■ **SET PROBLEM**
How many of the lines here include "AIRS"? Answer with a single number.

-- INPUT start --

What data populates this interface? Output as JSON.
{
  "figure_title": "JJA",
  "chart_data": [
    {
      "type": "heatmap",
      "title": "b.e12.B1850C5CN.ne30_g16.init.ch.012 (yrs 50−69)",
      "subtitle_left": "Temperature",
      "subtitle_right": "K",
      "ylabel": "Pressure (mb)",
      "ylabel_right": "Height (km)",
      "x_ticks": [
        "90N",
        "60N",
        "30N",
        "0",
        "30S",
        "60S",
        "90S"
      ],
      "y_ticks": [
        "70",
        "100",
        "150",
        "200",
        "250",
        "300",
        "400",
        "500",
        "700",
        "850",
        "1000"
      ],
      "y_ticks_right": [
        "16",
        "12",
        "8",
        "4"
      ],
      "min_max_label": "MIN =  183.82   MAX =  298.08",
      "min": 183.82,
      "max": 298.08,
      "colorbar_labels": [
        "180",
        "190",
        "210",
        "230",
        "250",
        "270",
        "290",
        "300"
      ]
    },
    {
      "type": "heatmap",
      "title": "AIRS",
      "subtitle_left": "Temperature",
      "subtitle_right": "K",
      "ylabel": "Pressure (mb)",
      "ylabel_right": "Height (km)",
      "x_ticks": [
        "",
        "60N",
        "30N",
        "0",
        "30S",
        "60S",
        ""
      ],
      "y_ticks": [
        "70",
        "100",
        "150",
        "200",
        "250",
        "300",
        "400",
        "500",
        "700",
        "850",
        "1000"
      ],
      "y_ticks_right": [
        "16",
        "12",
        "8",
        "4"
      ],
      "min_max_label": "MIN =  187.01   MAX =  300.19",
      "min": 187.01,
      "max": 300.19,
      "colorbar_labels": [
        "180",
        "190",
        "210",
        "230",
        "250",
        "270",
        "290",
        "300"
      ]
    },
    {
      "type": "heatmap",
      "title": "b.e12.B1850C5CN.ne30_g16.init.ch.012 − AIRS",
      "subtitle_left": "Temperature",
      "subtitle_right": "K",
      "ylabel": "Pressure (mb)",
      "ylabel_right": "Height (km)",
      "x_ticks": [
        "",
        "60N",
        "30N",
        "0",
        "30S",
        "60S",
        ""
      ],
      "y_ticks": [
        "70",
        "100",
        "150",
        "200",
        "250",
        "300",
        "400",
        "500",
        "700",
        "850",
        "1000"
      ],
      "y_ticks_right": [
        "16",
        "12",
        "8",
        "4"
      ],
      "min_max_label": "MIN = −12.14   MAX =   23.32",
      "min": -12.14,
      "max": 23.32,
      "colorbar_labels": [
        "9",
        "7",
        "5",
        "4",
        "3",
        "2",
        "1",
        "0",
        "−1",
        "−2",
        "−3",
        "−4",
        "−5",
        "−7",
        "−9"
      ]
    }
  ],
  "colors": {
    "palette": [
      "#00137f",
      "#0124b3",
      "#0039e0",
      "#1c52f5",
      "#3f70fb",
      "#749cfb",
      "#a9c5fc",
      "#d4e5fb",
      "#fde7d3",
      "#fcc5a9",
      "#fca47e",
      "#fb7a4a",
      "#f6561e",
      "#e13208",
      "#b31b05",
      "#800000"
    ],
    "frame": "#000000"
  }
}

-- INPUT end --

■ **RESPONSE**
2